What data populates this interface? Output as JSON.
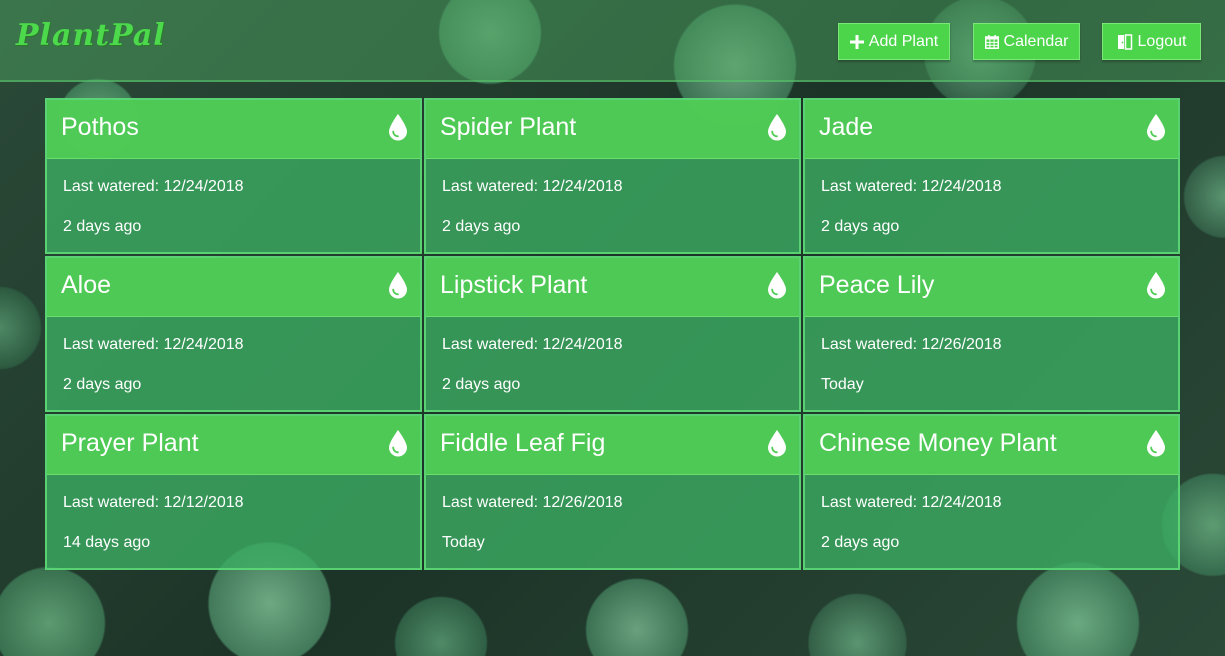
{
  "app": {
    "logo": "PlantPal"
  },
  "header": {
    "add_plant_label": "Add Plant",
    "calendar_label": "Calendar",
    "logout_label": "Logout"
  },
  "plants": [
    {
      "name": "Pothos",
      "last_watered": "Last watered: 12/24/2018",
      "ago": "2 days ago"
    },
    {
      "name": "Spider Plant",
      "last_watered": "Last watered: 12/24/2018",
      "ago": "2 days ago"
    },
    {
      "name": "Jade",
      "last_watered": "Last watered: 12/24/2018",
      "ago": "2 days ago"
    },
    {
      "name": "Aloe",
      "last_watered": "Last watered: 12/24/2018",
      "ago": "2 days ago"
    },
    {
      "name": "Lipstick Plant",
      "last_watered": "Last watered: 12/24/2018",
      "ago": "2 days ago"
    },
    {
      "name": "Peace Lily",
      "last_watered": "Last watered: 12/26/2018",
      "ago": "Today"
    },
    {
      "name": "Prayer Plant",
      "last_watered": "Last watered: 12/12/2018",
      "ago": "14 days ago"
    },
    {
      "name": "Fiddle Leaf Fig",
      "last_watered": "Last watered: 12/26/2018",
      "ago": "Today"
    },
    {
      "name": "Chinese Money Plant",
      "last_watered": "Last watered: 12/24/2018",
      "ago": "2 days ago"
    }
  ],
  "icons": {
    "add": "plus-icon",
    "calendar": "calendar-icon",
    "logout": "door-exit-icon",
    "water": "water-drop-icon"
  },
  "colors": {
    "accent": "#4cd44a",
    "logo": "#4cd94b",
    "card_header": "#50cd55",
    "card_body": "#3caf64"
  }
}
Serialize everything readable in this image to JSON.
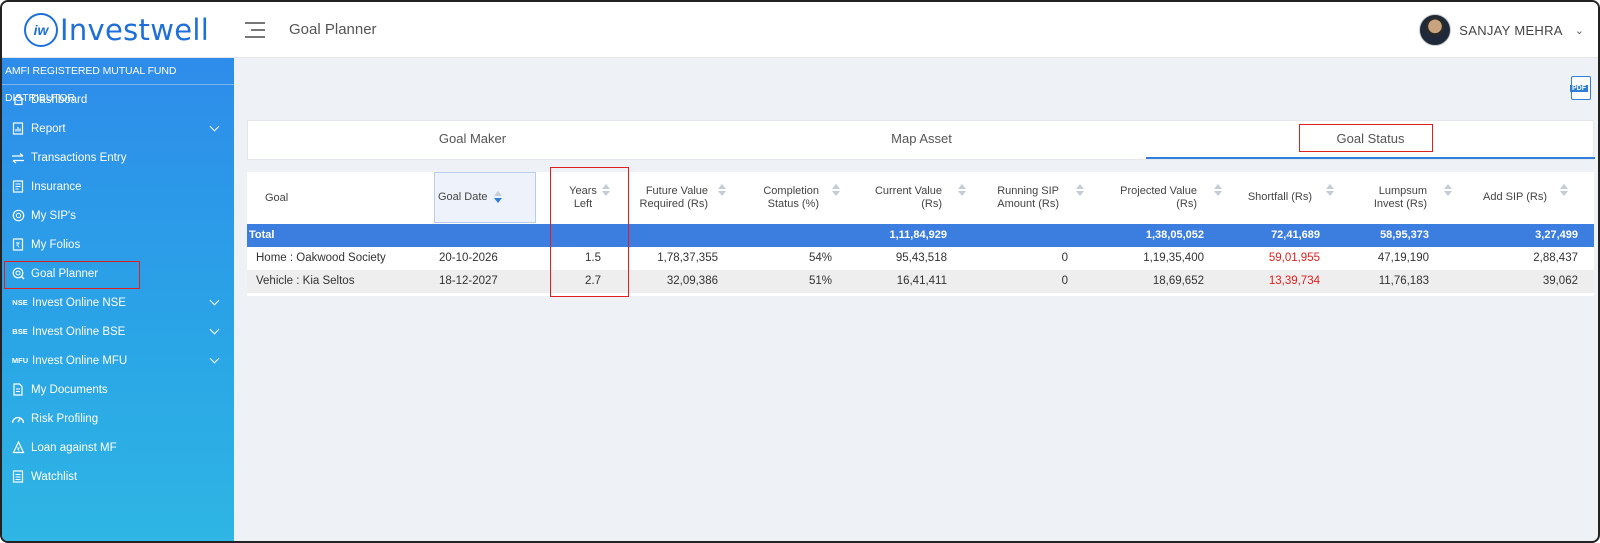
......
• What to work on: Pick out and copy every line that contains the word "this".

• Worked solution:
What data populates this interface? Output as JSON.
Serialize everything readable in this image to JSON.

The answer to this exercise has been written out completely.